PROVIDED DATA:

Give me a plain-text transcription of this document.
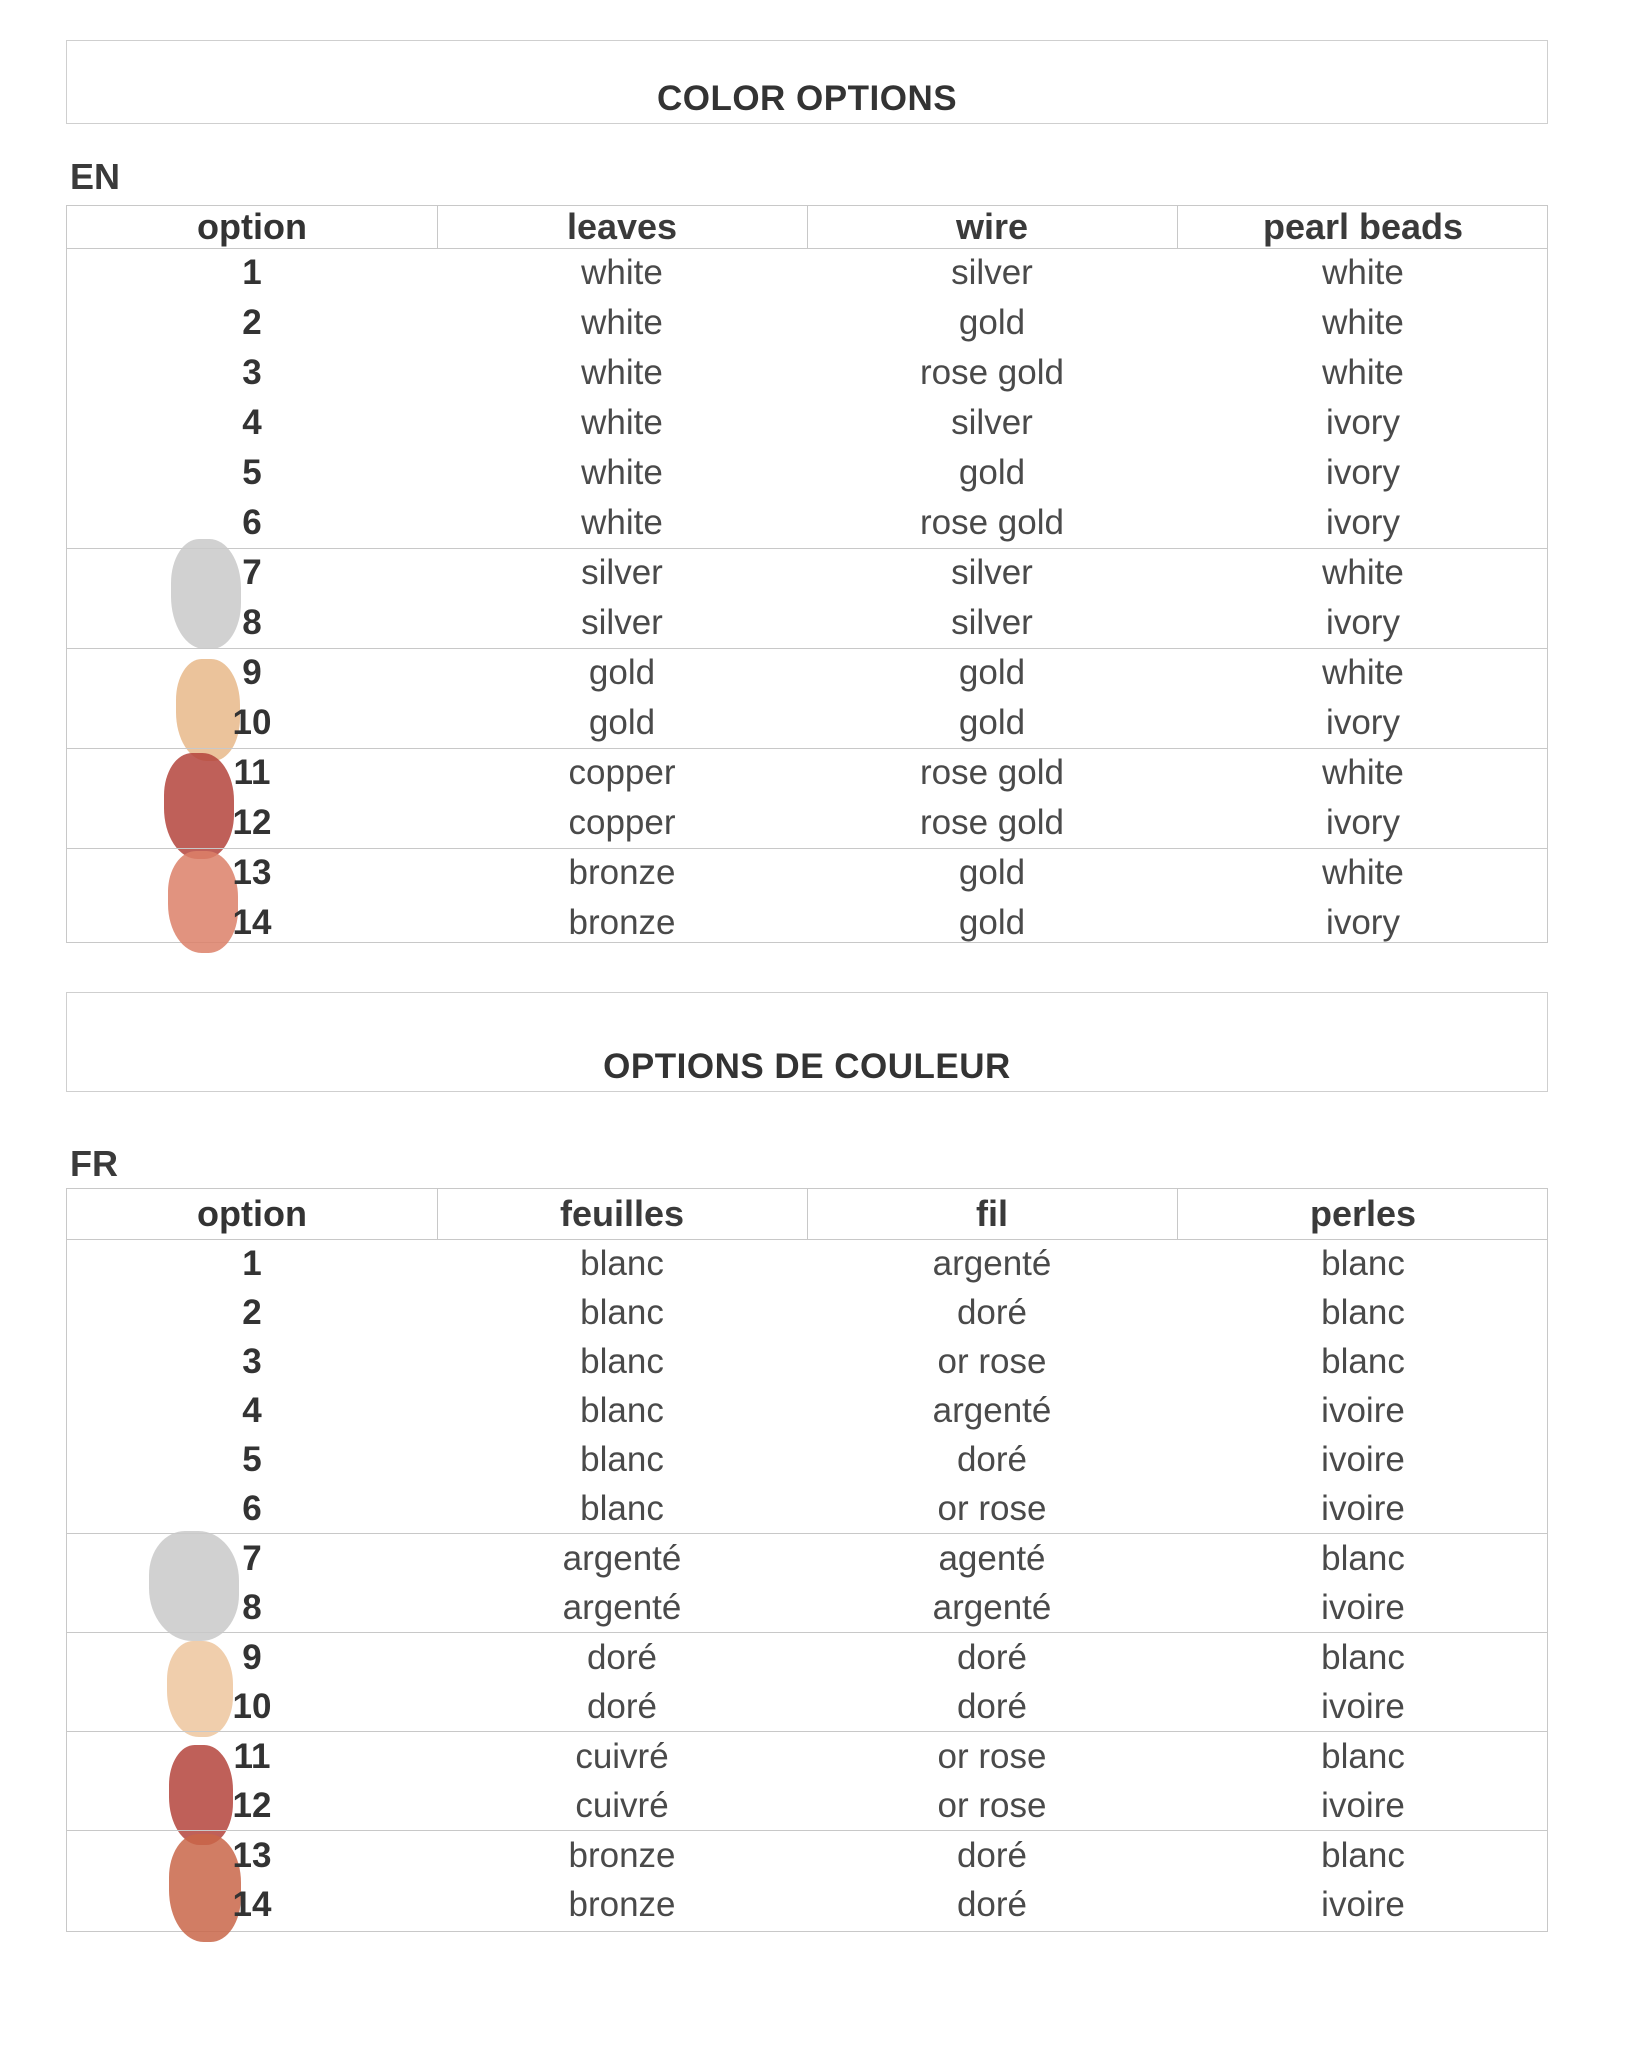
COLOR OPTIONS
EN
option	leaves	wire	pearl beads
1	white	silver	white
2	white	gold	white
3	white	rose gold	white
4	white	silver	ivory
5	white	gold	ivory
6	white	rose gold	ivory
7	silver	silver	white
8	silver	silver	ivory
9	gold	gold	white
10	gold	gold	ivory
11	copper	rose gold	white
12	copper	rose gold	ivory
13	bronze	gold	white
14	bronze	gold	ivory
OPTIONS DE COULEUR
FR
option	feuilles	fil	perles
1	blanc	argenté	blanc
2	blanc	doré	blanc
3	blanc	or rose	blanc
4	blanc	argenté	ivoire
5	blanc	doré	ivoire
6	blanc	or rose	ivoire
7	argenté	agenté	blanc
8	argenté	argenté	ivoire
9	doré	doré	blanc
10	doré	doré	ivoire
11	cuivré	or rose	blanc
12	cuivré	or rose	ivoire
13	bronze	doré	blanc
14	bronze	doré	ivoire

EXERCISE AIM: Using the data above, print every line exactly, omitting pictures.

TASK SOLUTION:
Give me a plain-text transcription of this document.
COLOR OPTIONS
EN
option	leaves	wire	pearl beads
1	white	silver	white
2	white	gold	white
3	white	rose gold	white
4	white	silver	ivory
5	white	gold	ivory
6	white	rose gold	ivory
7	silver	silver	white
8	silver	silver	ivory
9	gold	gold	white
10	gold	gold	ivory
11	copper	rose gold	white
12	copper	rose gold	ivory
13	bronze	gold	white
14	bronze	gold	ivory
OPTIONS DE COULEUR
FR
option	feuilles	fil	perles
1	blanc	argenté	blanc
2	blanc	doré	blanc
3	blanc	or rose	blanc
4	blanc	argenté	ivoire
5	blanc	doré	ivoire
6	blanc	or rose	ivoire
7	argenté	agenté	blanc
8	argenté	argenté	ivoire
9	doré	doré	blanc
10	doré	doré	ivoire
11	cuivré	or rose	blanc
12	cuivré	or rose	ivoire
13	bronze	doré	blanc
14	bronze	doré	ivoire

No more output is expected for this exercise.